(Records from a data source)
»»

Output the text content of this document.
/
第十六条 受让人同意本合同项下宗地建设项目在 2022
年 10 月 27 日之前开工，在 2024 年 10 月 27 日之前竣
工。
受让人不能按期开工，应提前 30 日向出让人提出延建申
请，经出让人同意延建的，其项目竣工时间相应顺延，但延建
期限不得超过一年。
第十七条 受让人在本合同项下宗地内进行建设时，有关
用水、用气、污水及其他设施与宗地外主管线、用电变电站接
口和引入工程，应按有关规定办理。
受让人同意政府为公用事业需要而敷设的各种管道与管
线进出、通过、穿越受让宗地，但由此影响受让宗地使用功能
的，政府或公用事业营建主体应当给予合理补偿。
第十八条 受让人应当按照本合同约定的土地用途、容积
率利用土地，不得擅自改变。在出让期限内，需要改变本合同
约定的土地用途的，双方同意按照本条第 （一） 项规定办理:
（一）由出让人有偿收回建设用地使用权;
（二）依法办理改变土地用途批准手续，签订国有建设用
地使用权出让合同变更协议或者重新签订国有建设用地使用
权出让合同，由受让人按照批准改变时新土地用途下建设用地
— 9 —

««

◆ **PROBLEM TO SOLVE**: Reproduce all of the entries word for word.

◆ **WRITTEN ANSWER**:
Output the text content of this document.
/
第十六条 受让人同意本合同项下宗地建设项目在 2022
年 10 月 27 日之前开工，在 2024 年 10 月 27 日之前竣
工。
受让人不能按期开工，应提前 30 日向出让人提出延建申
请，经出让人同意延建的，其项目竣工时间相应顺延，但延建
期限不得超过一年。
第十七条 受让人在本合同项下宗地内进行建设时，有关
用水、用气、污水及其他设施与宗地外主管线、用电变电站接
口和引入工程，应按有关规定办理。
受让人同意政府为公用事业需要而敷设的各种管道与管
线进出、通过、穿越受让宗地，但由此影响受让宗地使用功能
的，政府或公用事业营建主体应当给予合理补偿。
第十八条 受让人应当按照本合同约定的土地用途、容积
率利用土地，不得擅自改变。在出让期限内，需要改变本合同
约定的土地用途的，双方同意按照本条第 （一） 项规定办理:
（一）由出让人有偿收回建设用地使用权;
（二）依法办理改变土地用途批准手续，签订国有建设用
地使用权出让合同变更协议或者重新签订国有建设用地使用
权出让合同，由受让人按照批准改变时新土地用途下建设用地
— 9 —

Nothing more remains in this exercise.